* STORED DATA
* * *

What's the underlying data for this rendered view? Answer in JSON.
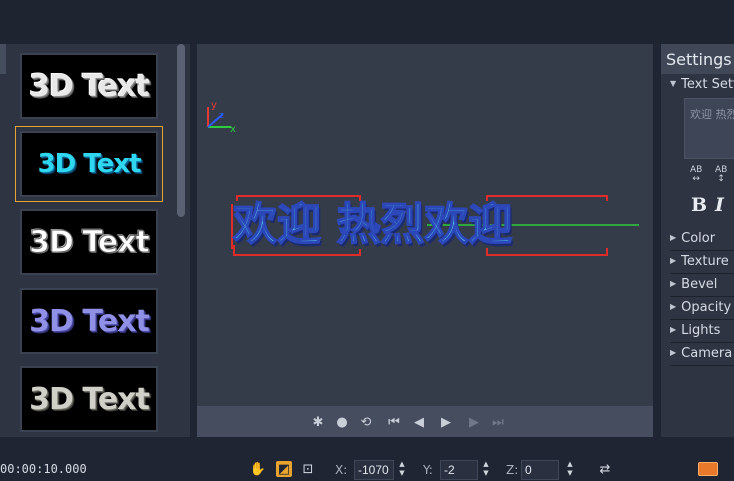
{
  "presets": [
    {
      "label": "3D Text",
      "selected": false
    },
    {
      "label": "3D Text",
      "selected": true
    },
    {
      "label": "3D Text",
      "selected": false
    },
    {
      "label": "3D Text",
      "selected": false
    },
    {
      "label": "3D Text",
      "selected": false
    }
  ],
  "canvas": {
    "text": "欢迎 热烈欢迎",
    "axis": {
      "x": "x",
      "y": "y",
      "z": "z"
    },
    "colors": {
      "background": "#343b49",
      "x_axis": "#2ecc40",
      "y_axis": "#e53935",
      "z_axis": "#2c5cff",
      "bbox": "#e02b2b"
    }
  },
  "playback": {
    "icons": [
      "bug-icon",
      "egg-icon",
      "loop-icon",
      "skip-start-icon",
      "step-back-icon",
      "play-icon",
      "step-forward-icon",
      "skip-end-icon"
    ]
  },
  "settings": {
    "title": "Settings",
    "text_section": "Text Settings",
    "text_preview": "欢迎 热烈欢迎",
    "bold": "B",
    "italic": "I",
    "ab1": "AB",
    "ab2": "AB",
    "sections": [
      "Color",
      "Texture",
      "Bevel",
      "Opacity",
      "Lights",
      "Camera"
    ]
  },
  "bottom": {
    "timecode": "00:00:10.000",
    "x_label": "X:",
    "x_value": "-1070",
    "y_label": "Y:",
    "y_value": "-2",
    "z_label": "Z:",
    "z_value": "0",
    "accent": "#e8a42e"
  }
}
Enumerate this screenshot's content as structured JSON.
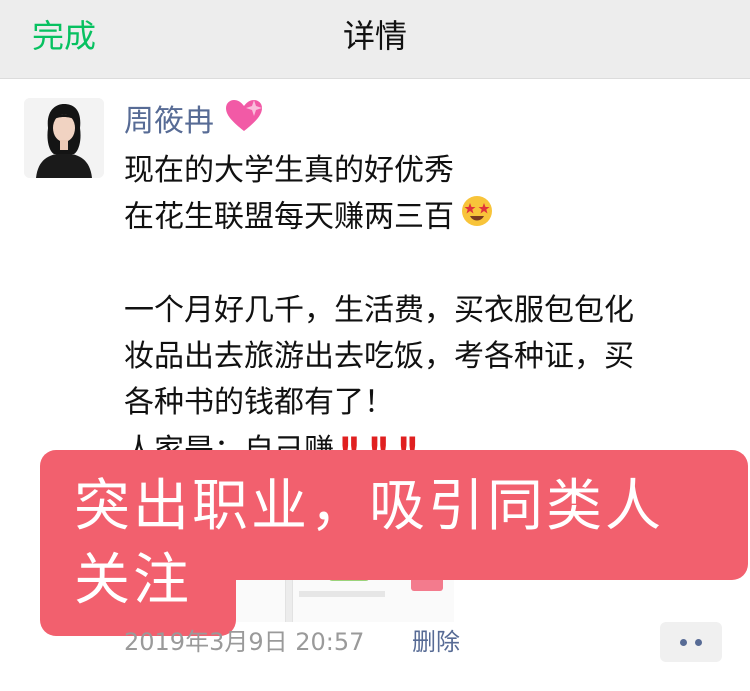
{
  "navbar": {
    "done_label": "完成",
    "title": "详情"
  },
  "post": {
    "author": "周筱冉",
    "content_lines": [
      "现在的大学生真的好优秀",
      "在花生联盟每天赚两三百",
      "一个月好几千，生活费，买衣服包包化",
      "妆品出去旅游出去吃饭，考各种证，买",
      "各种书的钱都有了！",
      "人家是：自己赚"
    ],
    "timestamp": "2019年3月9日 20:57",
    "delete_label": "删除"
  },
  "overlay": {
    "line1": "突出职业，吸引同类人",
    "line2": "关注"
  },
  "icons": {
    "heart": "sparkling-heart-icon",
    "emoji": "star-struck-emoji-icon",
    "bang": "double-exclamation-icon",
    "more": "more-dots-icon"
  },
  "colors": {
    "nav_done": "#07c160",
    "link": "#576b95",
    "overlay": "#f2606e",
    "bang": "#e02020"
  }
}
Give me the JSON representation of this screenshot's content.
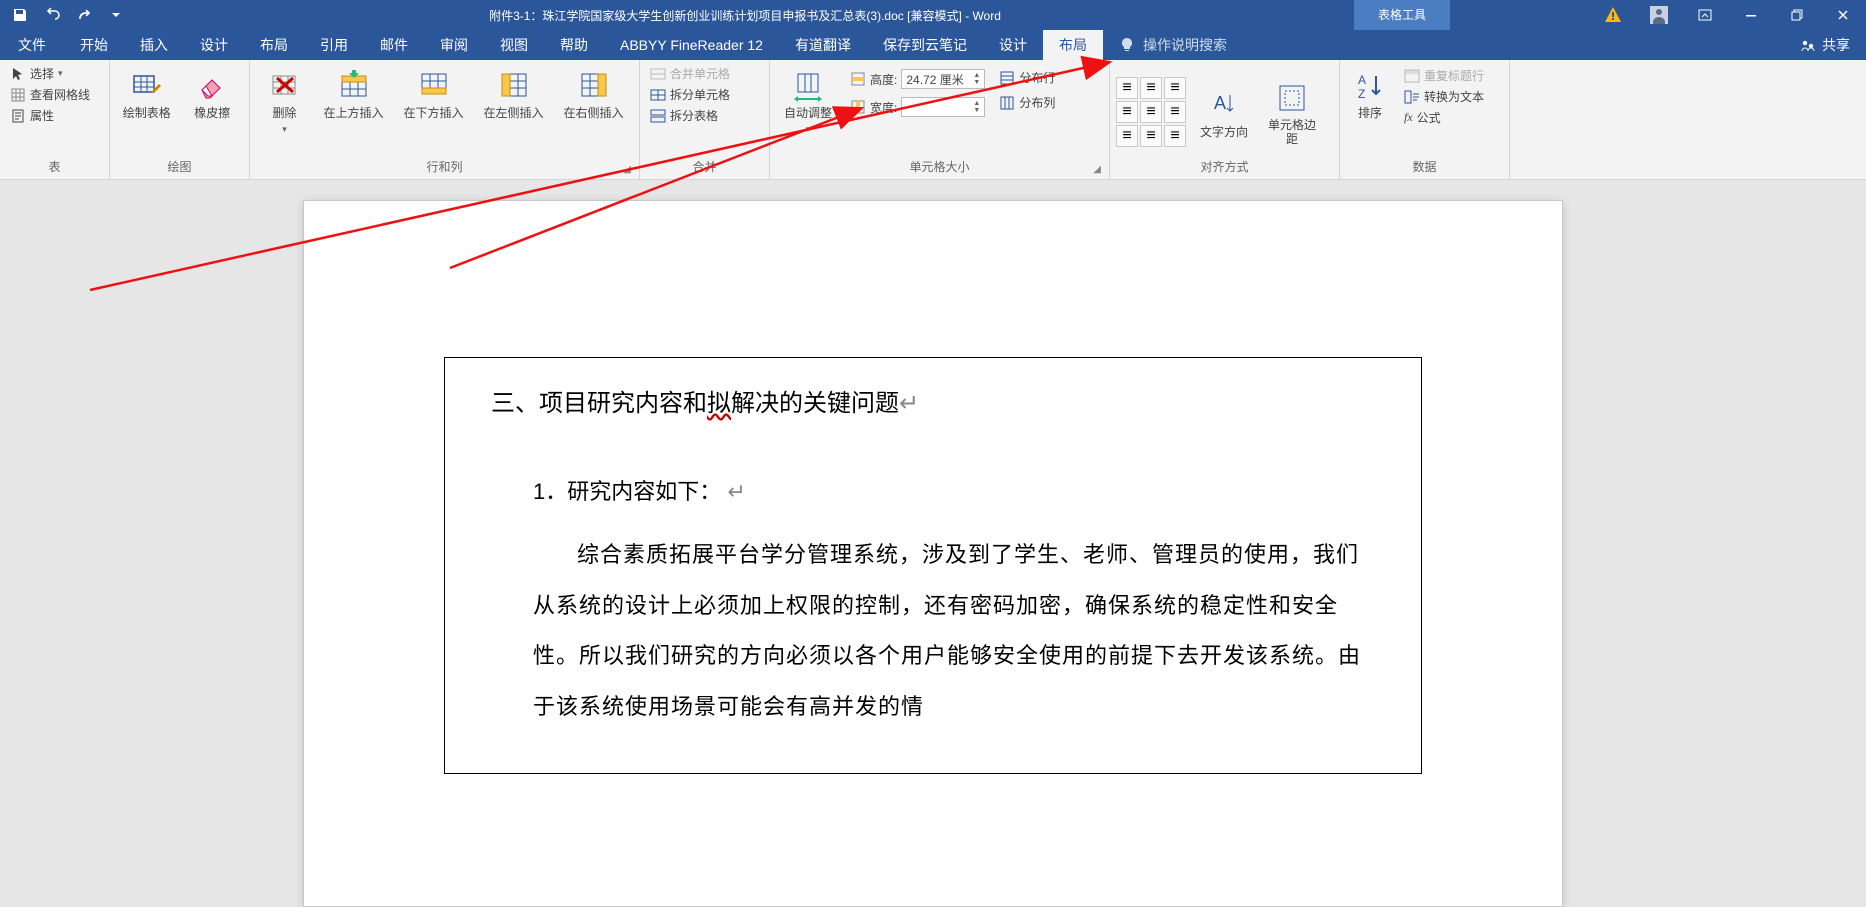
{
  "title": {
    "document": "附件3-1：珠江学院国家级大学生创新创业训练计划项目申报书及汇总表(3).doc [兼容模式]  -  Word",
    "context_tab": "表格工具"
  },
  "tabs": {
    "file": "文件",
    "home": "开始",
    "insert": "插入",
    "design": "设计",
    "layout": "布局",
    "references": "引用",
    "mail": "邮件",
    "review": "审阅",
    "view": "视图",
    "help": "帮助",
    "abbyy": "ABBYY FineReader 12",
    "youdao": "有道翻译",
    "savetocloud": "保存到云笔记",
    "table_design": "设计",
    "table_layout": "布局",
    "tell_me": "操作说明搜索",
    "share": "共享"
  },
  "ribbon": {
    "group_table": {
      "label": "表",
      "select": "选择",
      "gridlines": "查看网格线",
      "properties": "属性"
    },
    "group_draw": {
      "label": "绘图",
      "draw_table": "绘制表格",
      "eraser": "橡皮擦"
    },
    "group_rc": {
      "label": "行和列",
      "delete": "删除",
      "insert_above": "在上方插入",
      "insert_below": "在下方插入",
      "insert_left": "在左侧插入",
      "insert_right": "在右侧插入"
    },
    "group_merge": {
      "label": "合并",
      "merge": "合并单元格",
      "split_cells": "拆分单元格",
      "split_table": "拆分表格"
    },
    "group_cellsize": {
      "label": "单元格大小",
      "autofit": "自动调整",
      "height_label": "高度:",
      "height_value": "24.72 厘米",
      "width_label": "宽度:",
      "width_value": "",
      "dist_rows": "分布行",
      "dist_cols": "分布列"
    },
    "group_align": {
      "label": "对齐方式",
      "text_dir": "文字方向",
      "cell_margin": "单元格边距"
    },
    "group_data": {
      "label": "数据",
      "sort": "排序",
      "repeat_header": "重复标题行",
      "convert": "转换为文本",
      "formula": "公式"
    }
  },
  "document": {
    "heading_prefix": "三、项目研究内容和",
    "heading_underlined": "拟",
    "heading_suffix": "解决的关键问题",
    "subheading": "1．研究内容如下：",
    "paragraph": "综合素质拓展平台学分管理系统，涉及到了学生、老师、管理员的使用，我们从系统的设计上必须加上权限的控制，还有密码加密，确保系统的稳定性和安全性。所以我们研究的方向必须以各个用户能够安全使用的前提下去开发该系统。由于该系统使用场景可能会有高并发的情"
  }
}
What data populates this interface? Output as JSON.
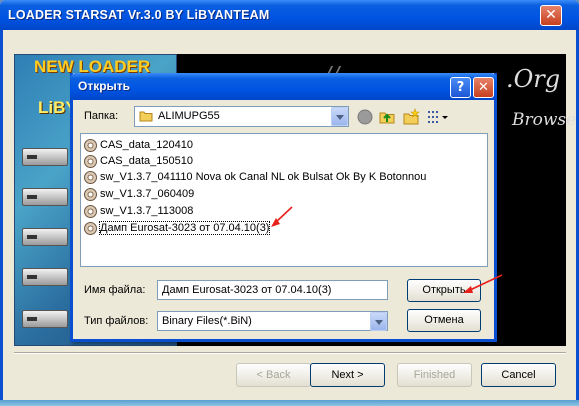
{
  "window": {
    "title": "LOADER STARSAT  Vr.3.0 BY LiBYANTEAM",
    "close_glyph": "✕"
  },
  "banner": {
    "new_loader": "NEW LOADER",
    "liby": "LiBY",
    "url_fragment": "://",
    "org": ".Org",
    "browse": "Browse"
  },
  "wizard_buttons": {
    "back": "< Back",
    "next": "Next >",
    "finished": "Finished",
    "cancel": "Cancel"
  },
  "dialog": {
    "title": "Открыть",
    "help_glyph": "?",
    "close_glyph": "✕",
    "folder_label": "Папка:",
    "folder_value": "ALIMUPG55",
    "files": [
      {
        "name": "CAS_data_120410"
      },
      {
        "name": "CAS_data_150510"
      },
      {
        "name": "sw_V1.3.7_041110 Nova ok Canal NL ok Bulsat Ok By K Botonnou"
      },
      {
        "name": "sw_V1.3.7_060409"
      },
      {
        "name": "sw_V1.3.7_113008"
      },
      {
        "name": "Дамп Eurosat-3023  от 07.04.10(3)"
      }
    ],
    "selected_file_index": 5,
    "filename_label": "Имя файла:",
    "filename_value": "Дамп Eurosat-3023  от 07.04.10(3)",
    "filetype_label": "Тип файлов:",
    "filetype_value": "Binary Files(*.BiN)",
    "open_button": "Открыть",
    "cancel_button": "Отмена"
  },
  "colors": {
    "titlebar_blue": "#0054e3",
    "dialog_face": "#ece9d8",
    "annotation_arrow": "#e8201a"
  },
  "icons": [
    "folder-icon",
    "back-icon",
    "up-folder-icon",
    "new-folder-icon",
    "view-menu-icon",
    "disk-file-icon",
    "help-icon",
    "close-icon"
  ]
}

* * *

Repeat every record precisely. Any picture among them stays out of the copy.

* SOLVED EXERCISE
What's the underlying data for this rendered view? Answer in JSON.
{
  "presets": [
    {
      "label": "3D Text",
      "selected": false
    },
    {
      "label": "3D Text",
      "selected": true
    },
    {
      "label": "3D Text",
      "selected": false
    },
    {
      "label": "3D Text",
      "selected": false
    },
    {
      "label": "3D Text",
      "selected": false
    }
  ],
  "canvas": {
    "text": "欢迎 热烈欢迎",
    "axis": {
      "x": "x",
      "y": "y",
      "z": "z"
    },
    "colors": {
      "background": "#343b49",
      "x_axis": "#2ecc40",
      "y_axis": "#e53935",
      "z_axis": "#2c5cff",
      "bbox": "#e02b2b"
    }
  },
  "playback": {
    "icons": [
      "bug-icon",
      "egg-icon",
      "loop-icon",
      "skip-start-icon",
      "step-back-icon",
      "play-icon",
      "step-forward-icon",
      "skip-end-icon"
    ]
  },
  "settings": {
    "title": "Settings",
    "text_section": "Text Settings",
    "text_preview": "欢迎 热烈欢迎",
    "bold": "B",
    "italic": "I",
    "ab1": "AB",
    "ab2": "AB",
    "sections": [
      "Color",
      "Texture",
      "Bevel",
      "Opacity",
      "Lights",
      "Camera"
    ]
  },
  "bottom": {
    "timecode": "00:00:10.000",
    "x_label": "X:",
    "x_value": "-1070",
    "y_label": "Y:",
    "y_value": "-2",
    "z_label": "Z:",
    "z_value": "0",
    "accent": "#e8a42e"
  }
}
Enumerate this screenshot's content as structured JSON.
{
  "navbar": {
    "done_label": "完成",
    "title": "详情"
  },
  "post": {
    "author": "周筱冉",
    "content_lines": [
      "现在的大学生真的好优秀",
      "在花生联盟每天赚两三百",
      "一个月好几千，生活费，买衣服包包化",
      "妆品出去旅游出去吃饭，考各种证，买",
      "各种书的钱都有了！",
      "人家是：自己赚"
    ],
    "timestamp": "2019年3月9日 20:57",
    "delete_label": "删除"
  },
  "overlay": {
    "line1": "突出职业，吸引同类人",
    "line2": "关注"
  },
  "icons": {
    "heart": "sparkling-heart-icon",
    "emoji": "star-struck-emoji-icon",
    "bang": "double-exclamation-icon",
    "more": "more-dots-icon"
  },
  "colors": {
    "nav_done": "#07c160",
    "link": "#576b95",
    "overlay": "#f2606e",
    "bang": "#e02020"
  }
}
Give me the JSON representation of this screenshot's content.
{
  "title": {
    "document": "附件3-1：珠江学院国家级大学生创新创业训练计划项目申报书及汇总表(3).doc [兼容模式]  -  Word",
    "context_tab": "表格工具"
  },
  "tabs": {
    "file": "文件",
    "home": "开始",
    "insert": "插入",
    "design": "设计",
    "layout": "布局",
    "references": "引用",
    "mail": "邮件",
    "review": "审阅",
    "view": "视图",
    "help": "帮助",
    "abbyy": "ABBYY FineReader 12",
    "youdao": "有道翻译",
    "savetocloud": "保存到云笔记",
    "table_design": "设计",
    "table_layout": "布局",
    "tell_me": "操作说明搜索",
    "share": "共享"
  },
  "ribbon": {
    "group_table": {
      "label": "表",
      "select": "选择",
      "gridlines": "查看网格线",
      "properties": "属性"
    },
    "group_draw": {
      "label": "绘图",
      "draw_table": "绘制表格",
      "eraser": "橡皮擦"
    },
    "group_rc": {
      "label": "行和列",
      "delete": "删除",
      "insert_above": "在上方插入",
      "insert_below": "在下方插入",
      "insert_left": "在左侧插入",
      "insert_right": "在右侧插入"
    },
    "group_merge": {
      "label": "合并",
      "merge": "合并单元格",
      "split_cells": "拆分单元格",
      "split_table": "拆分表格"
    },
    "group_cellsize": {
      "label": "单元格大小",
      "autofit": "自动调整",
      "height_label": "高度:",
      "height_value": "24.72 厘米",
      "width_label": "宽度:",
      "width_value": "",
      "dist_rows": "分布行",
      "dist_cols": "分布列"
    },
    "group_align": {
      "label": "对齐方式",
      "text_dir": "文字方向",
      "cell_margin": "单元格边距"
    },
    "group_data": {
      "label": "数据",
      "sort": "排序",
      "repeat_header": "重复标题行",
      "convert": "转换为文本",
      "formula": "公式"
    }
  },
  "document": {
    "heading_prefix": "三、项目研究内容和",
    "heading_underlined": "拟",
    "heading_suffix": "解决的关键问题",
    "subheading": "1．研究内容如下：",
    "paragraph": "综合素质拓展平台学分管理系统，涉及到了学生、老师、管理员的使用，我们从系统的设计上必须加上权限的控制，还有密码加密，确保系统的稳定性和安全性。所以我们研究的方向必须以各个用户能够安全使用的前提下去开发该系统。由于该系统使用场景可能会有高并发的情"
  }
}
What data populates this interface? Output as JSON.
{
  "window": {
    "title": "LOADER STARSAT  Vr.3.0 BY LiBYANTEAM",
    "close_glyph": "✕"
  },
  "banner": {
    "new_loader": "NEW LOADER",
    "liby": "LiBY",
    "url_fragment": "://",
    "org": ".Org",
    "browse": "Browse"
  },
  "wizard_buttons": {
    "back": "< Back",
    "next": "Next >",
    "finished": "Finished",
    "cancel": "Cancel"
  },
  "dialog": {
    "title": "Открыть",
    "help_glyph": "?",
    "close_glyph": "✕",
    "folder_label": "Папка:",
    "folder_value": "ALIMUPG55",
    "files": [
      {
        "name": "CAS_data_120410"
      },
      {
        "name": "CAS_data_150510"
      },
      {
        "name": "sw_V1.3.7_041110 Nova ok Canal NL ok Bulsat Ok By K Botonnou"
      },
      {
        "name": "sw_V1.3.7_060409"
      },
      {
        "name": "sw_V1.3.7_113008"
      },
      {
        "name": "Дамп Eurosat-3023  от 07.04.10(3)"
      }
    ],
    "selected_file_index": 5,
    "filename_label": "Имя файла:",
    "filename_value": "Дамп Eurosat-3023  от 07.04.10(3)",
    "filetype_label": "Тип файлов:",
    "filetype_value": "Binary Files(*.BiN)",
    "open_button": "Открыть",
    "cancel_button": "Отмена"
  },
  "colors": {
    "titlebar_blue": "#0054e3",
    "dialog_face": "#ece9d8",
    "annotation_arrow": "#e8201a"
  },
  "icons": [
    "folder-icon",
    "back-icon",
    "up-folder-icon",
    "new-folder-icon",
    "view-menu-icon",
    "disk-file-icon",
    "help-icon",
    "close-icon"
  ]
}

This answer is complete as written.